#### Rows:
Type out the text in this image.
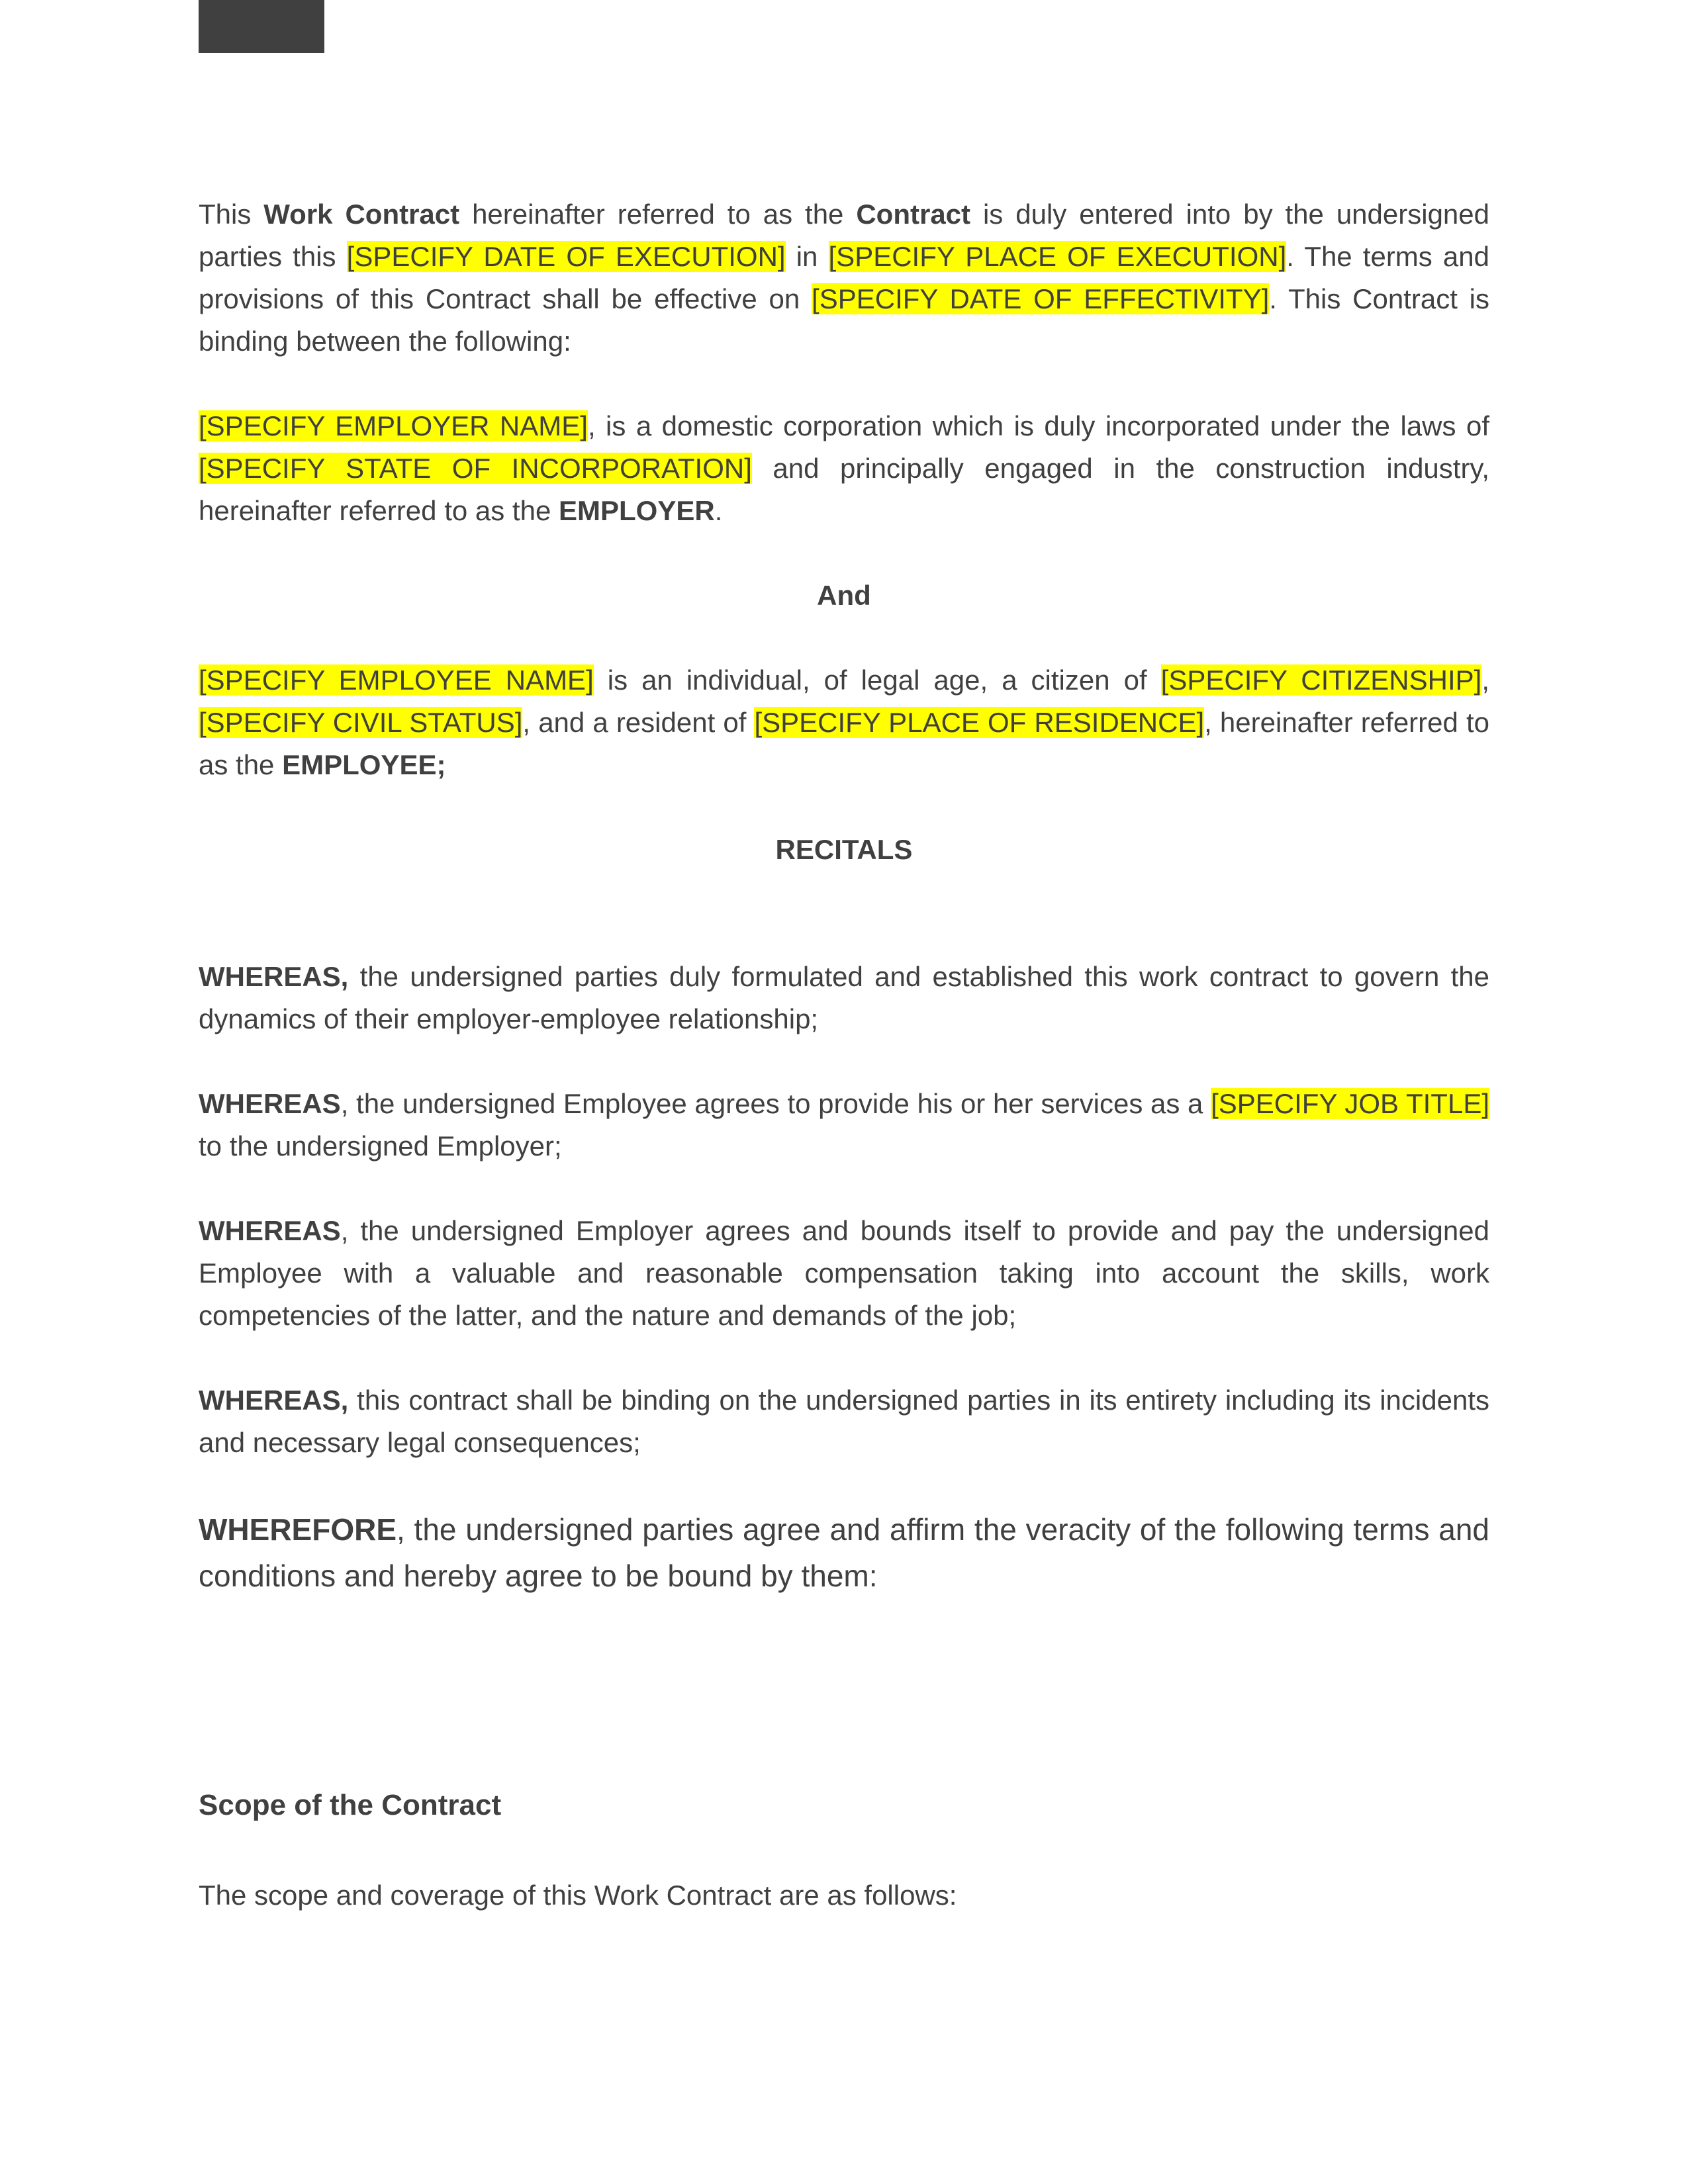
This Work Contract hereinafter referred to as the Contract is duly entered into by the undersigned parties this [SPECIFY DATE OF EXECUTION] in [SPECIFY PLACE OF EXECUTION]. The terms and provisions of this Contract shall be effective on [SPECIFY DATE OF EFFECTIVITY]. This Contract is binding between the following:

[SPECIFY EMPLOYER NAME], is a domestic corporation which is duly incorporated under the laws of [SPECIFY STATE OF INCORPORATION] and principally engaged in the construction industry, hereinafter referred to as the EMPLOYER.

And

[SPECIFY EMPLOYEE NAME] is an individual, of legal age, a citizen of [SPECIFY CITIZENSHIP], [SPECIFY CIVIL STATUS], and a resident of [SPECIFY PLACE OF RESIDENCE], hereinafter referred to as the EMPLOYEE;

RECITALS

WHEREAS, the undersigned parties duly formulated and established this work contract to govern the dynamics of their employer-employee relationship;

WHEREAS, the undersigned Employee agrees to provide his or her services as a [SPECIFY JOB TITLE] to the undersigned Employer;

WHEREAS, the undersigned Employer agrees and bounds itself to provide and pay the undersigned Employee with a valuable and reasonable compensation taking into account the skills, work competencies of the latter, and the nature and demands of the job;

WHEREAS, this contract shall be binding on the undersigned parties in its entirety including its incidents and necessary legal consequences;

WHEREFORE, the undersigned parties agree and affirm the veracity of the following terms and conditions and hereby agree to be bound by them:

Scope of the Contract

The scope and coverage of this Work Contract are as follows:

#### Required work:
Whenever "terms" turns up in a line, pick that line out.

#### Exercise output:
This Work Contract hereinafter referred to as the Contract is duly entered into by the undersigned parties this [SPECIFY DATE OF EXECUTION] in [SPECIFY PLACE OF EXECUTION]. The terms and provisions of this Contract shall be effective on [SPECIFY DATE OF EFFECTIVITY]. This Contract is binding between the following:
WHEREFORE, the undersigned parties agree and affirm the veracity of the following terms and conditions and hereby agree to be bound by them:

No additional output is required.